## REQUIRED TASK
Quote the whole listing word for word. Do not include the pictures.

Data records
+===+

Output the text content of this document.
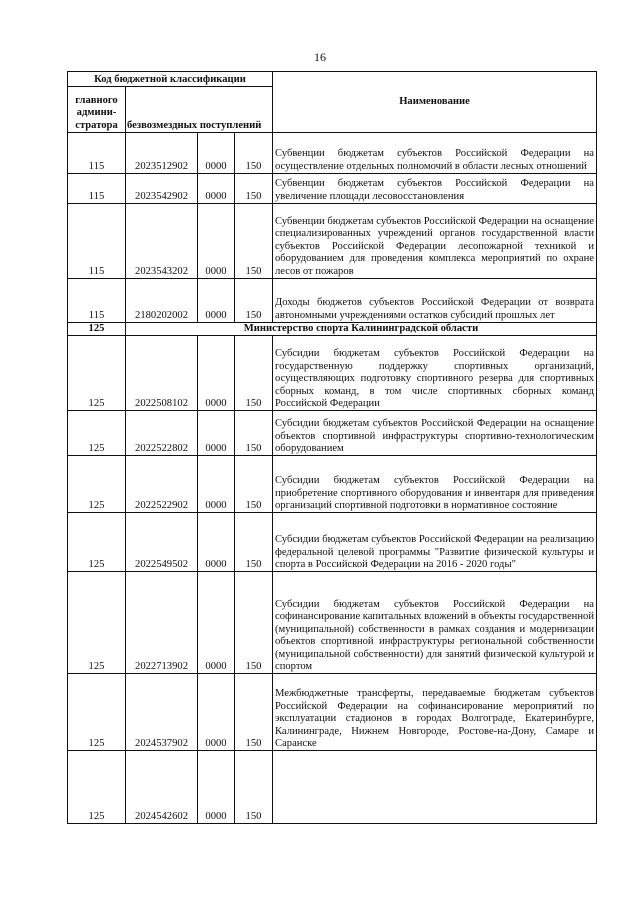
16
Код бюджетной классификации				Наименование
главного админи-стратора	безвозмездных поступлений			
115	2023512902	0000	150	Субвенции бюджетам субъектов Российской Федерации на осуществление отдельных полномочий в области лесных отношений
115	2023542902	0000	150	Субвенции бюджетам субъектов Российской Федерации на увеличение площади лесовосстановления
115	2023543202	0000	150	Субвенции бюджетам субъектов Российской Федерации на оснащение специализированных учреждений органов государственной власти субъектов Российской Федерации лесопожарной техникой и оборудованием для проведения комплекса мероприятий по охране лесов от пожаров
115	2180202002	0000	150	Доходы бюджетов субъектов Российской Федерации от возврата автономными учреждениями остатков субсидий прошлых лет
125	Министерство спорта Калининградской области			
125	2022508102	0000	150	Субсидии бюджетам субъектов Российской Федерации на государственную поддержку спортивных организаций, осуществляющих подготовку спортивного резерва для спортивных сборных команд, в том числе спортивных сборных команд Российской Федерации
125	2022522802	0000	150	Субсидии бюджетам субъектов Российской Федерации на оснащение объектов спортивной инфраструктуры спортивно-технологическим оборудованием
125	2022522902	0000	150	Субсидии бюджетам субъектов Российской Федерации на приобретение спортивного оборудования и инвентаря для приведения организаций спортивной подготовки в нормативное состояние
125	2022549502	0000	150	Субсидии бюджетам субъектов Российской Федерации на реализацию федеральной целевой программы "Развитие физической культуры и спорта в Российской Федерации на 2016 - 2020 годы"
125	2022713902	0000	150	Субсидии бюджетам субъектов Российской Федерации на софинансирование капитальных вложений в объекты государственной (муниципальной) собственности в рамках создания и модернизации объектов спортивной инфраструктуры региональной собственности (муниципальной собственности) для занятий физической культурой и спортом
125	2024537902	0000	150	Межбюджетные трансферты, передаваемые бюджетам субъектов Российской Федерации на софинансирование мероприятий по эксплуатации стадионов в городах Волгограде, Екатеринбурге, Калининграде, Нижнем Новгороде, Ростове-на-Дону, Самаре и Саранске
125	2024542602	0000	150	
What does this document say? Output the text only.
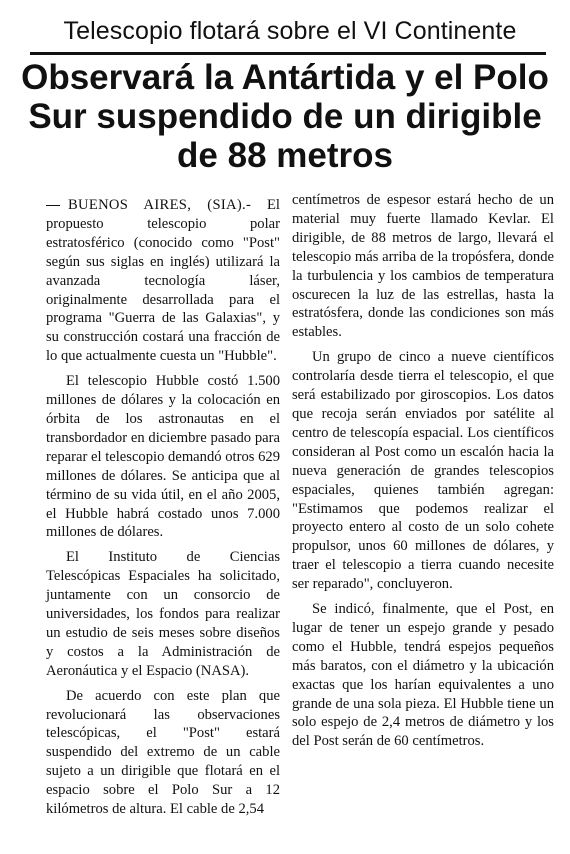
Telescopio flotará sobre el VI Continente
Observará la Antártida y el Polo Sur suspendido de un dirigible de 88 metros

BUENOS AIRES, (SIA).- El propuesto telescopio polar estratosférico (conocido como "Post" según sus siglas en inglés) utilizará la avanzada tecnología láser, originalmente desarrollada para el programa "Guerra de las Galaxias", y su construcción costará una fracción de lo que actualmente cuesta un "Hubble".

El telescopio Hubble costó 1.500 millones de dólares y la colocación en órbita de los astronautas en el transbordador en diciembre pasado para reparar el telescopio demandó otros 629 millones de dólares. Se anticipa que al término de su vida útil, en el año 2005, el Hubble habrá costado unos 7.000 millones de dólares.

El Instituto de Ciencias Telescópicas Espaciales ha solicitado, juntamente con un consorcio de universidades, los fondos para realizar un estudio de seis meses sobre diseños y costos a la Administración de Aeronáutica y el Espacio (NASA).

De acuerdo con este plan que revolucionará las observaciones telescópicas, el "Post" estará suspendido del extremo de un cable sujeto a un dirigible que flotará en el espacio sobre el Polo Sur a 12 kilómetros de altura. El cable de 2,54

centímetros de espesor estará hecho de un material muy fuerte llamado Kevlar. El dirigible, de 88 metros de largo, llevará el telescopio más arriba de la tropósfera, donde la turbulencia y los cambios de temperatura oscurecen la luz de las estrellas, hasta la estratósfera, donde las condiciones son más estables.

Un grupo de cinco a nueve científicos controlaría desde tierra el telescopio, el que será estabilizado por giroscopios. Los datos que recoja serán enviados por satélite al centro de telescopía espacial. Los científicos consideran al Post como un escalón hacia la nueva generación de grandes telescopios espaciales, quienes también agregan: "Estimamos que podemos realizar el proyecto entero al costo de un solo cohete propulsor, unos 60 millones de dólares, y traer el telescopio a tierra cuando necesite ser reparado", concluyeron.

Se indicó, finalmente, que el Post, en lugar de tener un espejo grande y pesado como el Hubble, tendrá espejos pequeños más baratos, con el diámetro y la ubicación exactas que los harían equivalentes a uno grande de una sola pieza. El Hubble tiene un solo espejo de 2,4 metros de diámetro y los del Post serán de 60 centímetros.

+===+

## EXPECTED OUTPUT
Output the text content of this document.
16
Код бюджетной классификации				Наименование
главного админи-стратора	безвозмездных поступлений			
115	2023512902	0000	150	Субвенции бюджетам субъектов Российской Федерации на осуществление отдельных полномочий в области лесных отношений
115	2023542902	0000	150	Субвенции бюджетам субъектов Российской Федерации на увеличение площади лесовосстановления
115	2023543202	0000	150	Субвенции бюджетам субъектов Российской Федерации на оснащение специализированных учреждений органов государственной власти субъектов Российской Федерации лесопожарной техникой и оборудованием для проведения комплекса мероприятий по охране лесов от пожаров
115	2180202002	0000	150	Доходы бюджетов субъектов Российской Федерации от возврата автономными учреждениями остатков субсидий прошлых лет
125	Министерство спорта Калининградской области			
125	2022508102	0000	150	Субсидии бюджетам субъектов Российской Федерации на государственную поддержку спортивных организаций, осуществляющих подготовку спортивного резерва для спортивных сборных команд, в том числе спортивных сборных команд Российской Федерации
125	2022522802	0000	150	Субсидии бюджетам субъектов Российской Федерации на оснащение объектов спортивной инфраструктуры спортивно-технологическим оборудованием
125	2022522902	0000	150	Субсидии бюджетам субъектов Российской Федерации на приобретение спортивного оборудования и инвентаря для приведения организаций спортивной подготовки в нормативное состояние
125	2022549502	0000	150	Субсидии бюджетам субъектов Российской Федерации на реализацию федеральной целевой программы "Развитие физической культуры и спорта в Российской Федерации на 2016 - 2020 годы"
125	2022713902	0000	150	Субсидии бюджетам субъектов Российской Федерации на софинансирование капитальных вложений в объекты государственной (муниципальной) собственности в рамках создания и модернизации объектов спортивной инфраструктуры региональной собственности (муниципальной собственности) для занятий физической культурой и спортом
125	2024537902	0000	150	Межбюджетные трансферты, передаваемые бюджетам субъектов Российской Федерации на софинансирование мероприятий по эксплуатации стадионов в городах Волгограде, Екатеринбурге, Калининграде, Нижнем Новгороде, Ростове-на-Дону, Самаре и Саранске
125	2024542602	0000	150	
What does this document say? Output the text only.
Telescopio flotará sobre el VI Continente
Observará la Antártida y el Polo Sur suspendido de un dirigible de 88 metros

BUENOS AIRES, (SIA).- El propuesto telescopio polar estratosférico (conocido como "Post" según sus siglas en inglés) utilizará la avanzada tecnología láser, originalmente desarrollada para el programa "Guerra de las Galaxias", y su construcción costará una fracción de lo que actualmente cuesta un "Hubble".

El telescopio Hubble costó 1.500 millones de dólares y la colocación en órbita de los astronautas en el transbordador en diciembre pasado para reparar el telescopio demandó otros 629 millones de dólares. Se anticipa que al término de su vida útil, en el año 2005, el Hubble habrá costado unos 7.000 millones de dólares.

El Instituto de Ciencias Telescópicas Espaciales ha solicitado, juntamente con un consorcio de universidades, los fondos para realizar un estudio de seis meses sobre diseños y costos a la Administración de Aeronáutica y el Espacio (NASA).

De acuerdo con este plan que revolucionará las observaciones telescópicas, el "Post" estará suspendido del extremo de un cable sujeto a un dirigible que flotará en el espacio sobre el Polo Sur a 12 kilómetros de altura. El cable de 2,54

centímetros de espesor estará hecho de un material muy fuerte llamado Kevlar. El dirigible, de 88 metros de largo, llevará el telescopio más arriba de la tropósfera, donde la turbulencia y los cambios de temperatura oscurecen la luz de las estrellas, hasta la estratósfera, donde las condiciones son más estables.

Un grupo de cinco a nueve científicos controlaría desde tierra el telescopio, el que será estabilizado por giroscopios. Los datos que recoja serán enviados por satélite al centro de telescopía espacial. Los científicos consideran al Post como un escalón hacia la nueva generación de grandes telescopios espaciales, quienes también agregan: "Estimamos que podemos realizar el proyecto entero al costo de un solo cohete propulsor, unos 60 millones de dólares, y traer el telescopio a tierra cuando necesite ser reparado", concluyeron.

Se indicó, finalmente, que el Post, en lugar de tener un espejo grande y pesado como el Hubble, tendrá espejos pequeños más baratos, con el diámetro y la ubicación exactas que los harían equivalentes a uno grande de una sola pieza. El Hubble tiene un solo espejo de 2,4 metros de diámetro y los del Post serán de 60 centímetros.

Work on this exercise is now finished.